== Given request ==
Copy every line of the data that includes the string "right".

== Input rows

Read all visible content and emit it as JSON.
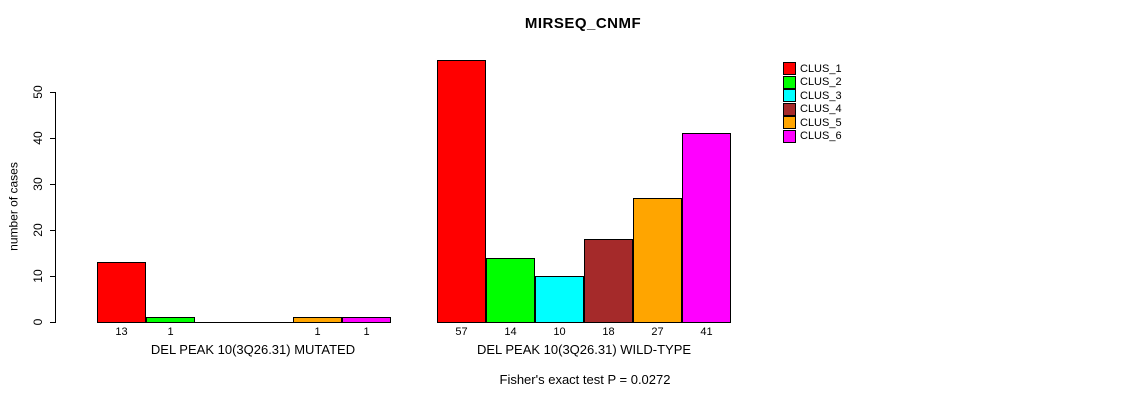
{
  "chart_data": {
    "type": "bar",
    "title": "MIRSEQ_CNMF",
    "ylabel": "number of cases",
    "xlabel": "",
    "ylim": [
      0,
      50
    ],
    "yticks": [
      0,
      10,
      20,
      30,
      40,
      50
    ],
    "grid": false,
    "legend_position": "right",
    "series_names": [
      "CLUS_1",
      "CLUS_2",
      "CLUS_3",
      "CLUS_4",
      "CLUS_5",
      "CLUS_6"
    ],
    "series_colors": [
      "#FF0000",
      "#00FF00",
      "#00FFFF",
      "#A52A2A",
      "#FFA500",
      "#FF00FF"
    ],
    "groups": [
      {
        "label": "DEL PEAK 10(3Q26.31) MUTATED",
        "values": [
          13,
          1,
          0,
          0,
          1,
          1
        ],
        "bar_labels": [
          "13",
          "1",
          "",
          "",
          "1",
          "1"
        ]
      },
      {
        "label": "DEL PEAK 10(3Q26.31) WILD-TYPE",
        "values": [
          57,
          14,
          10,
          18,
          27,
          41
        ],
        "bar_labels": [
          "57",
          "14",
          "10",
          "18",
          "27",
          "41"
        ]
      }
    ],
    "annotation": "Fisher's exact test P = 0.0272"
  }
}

====
== Input rows

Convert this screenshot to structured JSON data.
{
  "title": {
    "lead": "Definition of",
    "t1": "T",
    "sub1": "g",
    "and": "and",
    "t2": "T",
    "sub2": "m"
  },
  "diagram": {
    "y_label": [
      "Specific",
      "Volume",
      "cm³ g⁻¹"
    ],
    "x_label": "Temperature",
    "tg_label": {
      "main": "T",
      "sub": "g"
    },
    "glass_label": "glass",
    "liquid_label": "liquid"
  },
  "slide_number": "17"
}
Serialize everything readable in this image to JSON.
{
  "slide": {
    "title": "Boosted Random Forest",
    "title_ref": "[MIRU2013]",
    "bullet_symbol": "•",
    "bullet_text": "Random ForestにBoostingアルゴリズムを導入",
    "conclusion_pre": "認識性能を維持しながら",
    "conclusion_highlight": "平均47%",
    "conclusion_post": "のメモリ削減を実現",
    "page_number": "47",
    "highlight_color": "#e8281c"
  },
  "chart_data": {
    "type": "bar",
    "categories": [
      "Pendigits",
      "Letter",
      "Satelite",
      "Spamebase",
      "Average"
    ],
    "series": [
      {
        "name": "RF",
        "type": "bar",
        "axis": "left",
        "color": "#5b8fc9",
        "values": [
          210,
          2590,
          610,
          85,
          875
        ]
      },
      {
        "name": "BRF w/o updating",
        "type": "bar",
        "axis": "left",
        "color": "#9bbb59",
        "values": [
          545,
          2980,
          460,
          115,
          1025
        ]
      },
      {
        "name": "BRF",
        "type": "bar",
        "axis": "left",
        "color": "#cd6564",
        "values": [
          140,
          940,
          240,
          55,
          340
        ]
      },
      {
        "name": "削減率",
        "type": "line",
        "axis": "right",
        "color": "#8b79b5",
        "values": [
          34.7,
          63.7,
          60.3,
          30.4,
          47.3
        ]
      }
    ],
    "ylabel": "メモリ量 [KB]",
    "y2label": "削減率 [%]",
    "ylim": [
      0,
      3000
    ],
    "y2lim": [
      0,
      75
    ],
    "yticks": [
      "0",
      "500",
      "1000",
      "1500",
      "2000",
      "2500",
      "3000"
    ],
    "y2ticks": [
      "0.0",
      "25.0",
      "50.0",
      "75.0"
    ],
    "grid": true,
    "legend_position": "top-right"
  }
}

====

== Result for this task ==
    "legend_position": "right",
        "axis": "right",
    "legend_position": "top-right"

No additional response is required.